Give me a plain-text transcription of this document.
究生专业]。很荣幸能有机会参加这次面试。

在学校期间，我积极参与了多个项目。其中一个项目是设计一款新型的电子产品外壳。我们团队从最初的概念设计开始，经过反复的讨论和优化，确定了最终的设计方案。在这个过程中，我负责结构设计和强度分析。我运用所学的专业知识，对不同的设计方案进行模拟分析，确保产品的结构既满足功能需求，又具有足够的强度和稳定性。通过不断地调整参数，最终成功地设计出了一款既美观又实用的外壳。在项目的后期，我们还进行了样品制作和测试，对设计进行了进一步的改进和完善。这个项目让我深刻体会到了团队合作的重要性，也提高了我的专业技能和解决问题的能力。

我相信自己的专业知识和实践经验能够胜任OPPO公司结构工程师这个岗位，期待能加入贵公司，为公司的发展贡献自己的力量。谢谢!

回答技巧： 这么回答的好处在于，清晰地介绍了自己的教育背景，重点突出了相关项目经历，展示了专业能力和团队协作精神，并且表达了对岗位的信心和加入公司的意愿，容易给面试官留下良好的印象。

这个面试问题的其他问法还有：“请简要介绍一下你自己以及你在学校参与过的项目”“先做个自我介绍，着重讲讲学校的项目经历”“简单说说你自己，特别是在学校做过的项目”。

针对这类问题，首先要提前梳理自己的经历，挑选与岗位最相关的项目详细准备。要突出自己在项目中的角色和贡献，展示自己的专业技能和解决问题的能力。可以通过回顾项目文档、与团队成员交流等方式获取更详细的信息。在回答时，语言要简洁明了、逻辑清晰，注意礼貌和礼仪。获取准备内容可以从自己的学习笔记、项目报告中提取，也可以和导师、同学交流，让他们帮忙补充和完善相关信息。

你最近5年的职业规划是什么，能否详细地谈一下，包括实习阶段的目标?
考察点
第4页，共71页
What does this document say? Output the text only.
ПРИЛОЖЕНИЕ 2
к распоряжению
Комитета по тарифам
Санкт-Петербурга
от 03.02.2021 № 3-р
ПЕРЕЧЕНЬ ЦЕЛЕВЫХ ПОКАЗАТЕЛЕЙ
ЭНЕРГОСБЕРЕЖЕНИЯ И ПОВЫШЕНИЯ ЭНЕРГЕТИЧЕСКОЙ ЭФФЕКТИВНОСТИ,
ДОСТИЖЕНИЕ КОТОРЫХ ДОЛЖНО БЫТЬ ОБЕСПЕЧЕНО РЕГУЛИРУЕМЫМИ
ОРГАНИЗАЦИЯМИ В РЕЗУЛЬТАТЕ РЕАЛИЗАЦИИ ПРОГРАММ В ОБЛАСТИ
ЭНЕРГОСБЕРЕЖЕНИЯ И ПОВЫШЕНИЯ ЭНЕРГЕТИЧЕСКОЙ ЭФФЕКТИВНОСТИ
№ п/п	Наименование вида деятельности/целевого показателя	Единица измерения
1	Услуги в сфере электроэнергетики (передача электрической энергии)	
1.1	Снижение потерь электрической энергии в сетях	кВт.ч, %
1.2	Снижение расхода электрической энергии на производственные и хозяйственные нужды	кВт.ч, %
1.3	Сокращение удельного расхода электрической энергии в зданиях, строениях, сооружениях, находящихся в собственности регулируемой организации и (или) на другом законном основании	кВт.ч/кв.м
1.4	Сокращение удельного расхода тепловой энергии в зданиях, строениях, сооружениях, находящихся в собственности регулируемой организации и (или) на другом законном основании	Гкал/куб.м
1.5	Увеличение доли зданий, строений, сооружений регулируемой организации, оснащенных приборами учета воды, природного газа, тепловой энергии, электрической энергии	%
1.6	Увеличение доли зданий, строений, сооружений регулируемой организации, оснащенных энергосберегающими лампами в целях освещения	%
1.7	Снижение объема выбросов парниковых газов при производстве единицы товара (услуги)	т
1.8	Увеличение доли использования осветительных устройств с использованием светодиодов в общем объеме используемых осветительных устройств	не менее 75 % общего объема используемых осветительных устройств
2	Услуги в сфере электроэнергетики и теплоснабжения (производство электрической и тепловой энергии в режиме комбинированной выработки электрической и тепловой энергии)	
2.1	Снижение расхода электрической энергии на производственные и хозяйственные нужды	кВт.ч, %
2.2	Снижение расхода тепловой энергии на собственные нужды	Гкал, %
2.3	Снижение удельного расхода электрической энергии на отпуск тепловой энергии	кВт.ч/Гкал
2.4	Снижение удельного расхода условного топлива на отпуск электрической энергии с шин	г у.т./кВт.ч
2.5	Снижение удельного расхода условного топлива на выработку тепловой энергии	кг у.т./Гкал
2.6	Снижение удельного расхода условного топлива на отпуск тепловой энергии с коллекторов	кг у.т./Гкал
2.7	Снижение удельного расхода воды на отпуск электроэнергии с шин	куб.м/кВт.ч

:::

**Work to do**
The records above must be output exactly, in full.

**Task response**
Give me a plain-text transcription of this document.
究生专业]。很荣幸能有机会参加这次面试。

在学校期间，我积极参与了多个项目。其中一个项目是设计一款新型的电子产品外壳。我们团队从最初的概念设计开始，经过反复的讨论和优化，确定了最终的设计方案。在这个过程中，我负责结构设计和强度分析。我运用所学的专业知识，对不同的设计方案进行模拟分析，确保产品的结构既满足功能需求，又具有足够的强度和稳定性。通过不断地调整参数，最终成功地设计出了一款既美观又实用的外壳。在项目的后期，我们还进行了样品制作和测试，对设计进行了进一步的改进和完善。这个项目让我深刻体会到了团队合作的重要性，也提高了我的专业技能和解决问题的能力。

我相信自己的专业知识和实践经验能够胜任OPPO公司结构工程师这个岗位，期待能加入贵公司，为公司的发展贡献自己的力量。谢谢!

回答技巧： 这么回答的好处在于，清晰地介绍了自己的教育背景，重点突出了相关项目经历，展示了专业能力和团队协作精神，并且表达了对岗位的信心和加入公司的意愿，容易给面试官留下良好的印象。

这个面试问题的其他问法还有：“请简要介绍一下你自己以及你在学校参与过的项目”“先做个自我介绍，着重讲讲学校的项目经历”“简单说说你自己，特别是在学校做过的项目”。

针对这类问题，首先要提前梳理自己的经历，挑选与岗位最相关的项目详细准备。要突出自己在项目中的角色和贡献，展示自己的专业技能和解决问题的能力。可以通过回顾项目文档、与团队成员交流等方式获取更详细的信息。在回答时，语言要简洁明了、逻辑清晰，注意礼貌和礼仪。获取准备内容可以从自己的学习笔记、项目报告中提取，也可以和导师、同学交流，让他们帮忙补充和完善相关信息。

你最近5年的职业规划是什么，能否详细地谈一下，包括实习阶段的目标?
考察点
第4页，共71页
What does this document say? Output the text only.
ПРИЛОЖЕНИЕ 2
к распоряжению
Комитета по тарифам
Санкт-Петербурга
от 03.02.2021 № 3-р
ПЕРЕЧЕНЬ ЦЕЛЕВЫХ ПОКАЗАТЕЛЕЙ
ЭНЕРГОСБЕРЕЖЕНИЯ И ПОВЫШЕНИЯ ЭНЕРГЕТИЧЕСКОЙ ЭФФЕКТИВНОСТИ,
ДОСТИЖЕНИЕ КОТОРЫХ ДОЛЖНО БЫТЬ ОБЕСПЕЧЕНО РЕГУЛИРУЕМЫМИ
ОРГАНИЗАЦИЯМИ В РЕЗУЛЬТАТЕ РЕАЛИЗАЦИИ ПРОГРАММ В ОБЛАСТИ
ЭНЕРГОСБЕРЕЖЕНИЯ И ПОВЫШЕНИЯ ЭНЕРГЕТИЧЕСКОЙ ЭФФЕКТИВНОСТИ
№ п/п	Наименование вида деятельности/целевого показателя	Единица измерения
1	Услуги в сфере электроэнергетики (передача электрической энергии)	
1.1	Снижение потерь электрической энергии в сетях	кВт.ч, %
1.2	Снижение расхода электрической энергии на производственные и хозяйственные нужды	кВт.ч, %
1.3	Сокращение удельного расхода электрической энергии в зданиях, строениях, сооружениях, находящихся в собственности регулируемой организации и (или) на другом законном основании	кВт.ч/кв.м
1.4	Сокращение удельного расхода тепловой энергии в зданиях, строениях, сооружениях, находящихся в собственности регулируемой организации и (или) на другом законном основании	Гкал/куб.м
1.5	Увеличение доли зданий, строений, сооружений регулируемой организации, оснащенных приборами учета воды, природного газа, тепловой энергии, электрической энергии	%
1.6	Увеличение доли зданий, строений, сооружений регулируемой организации, оснащенных энергосберегающими лампами в целях освещения	%
1.7	Снижение объема выбросов парниковых газов при производстве единицы товара (услуги)	т
1.8	Увеличение доли использования осветительных устройств с использованием светодиодов в общем объеме используемых осветительных устройств	не менее 75 % общего объема используемых осветительных устройств
2	Услуги в сфере электроэнергетики и теплоснабжения (производство электрической и тепловой энергии в режиме комбинированной выработки электрической и тепловой энергии)	
2.1	Снижение расхода электрической энергии на производственные и хозяйственные нужды	кВт.ч, %
2.2	Снижение расхода тепловой энергии на собственные нужды	Гкал, %
2.3	Снижение удельного расхода электрической энергии на отпуск тепловой энергии	кВт.ч/Гкал
2.4	Снижение удельного расхода условного топлива на отпуск электрической энергии с шин	г у.т./кВт.ч
2.5	Снижение удельного расхода условного топлива на выработку тепловой энергии	кг у.т./Гкал
2.6	Снижение удельного расхода условного топлива на отпуск тепловой энергии с коллекторов	кг у.т./Гкал
2.7	Снижение удельного расхода воды на отпуск электроэнергии с шин	куб.м/кВт.ч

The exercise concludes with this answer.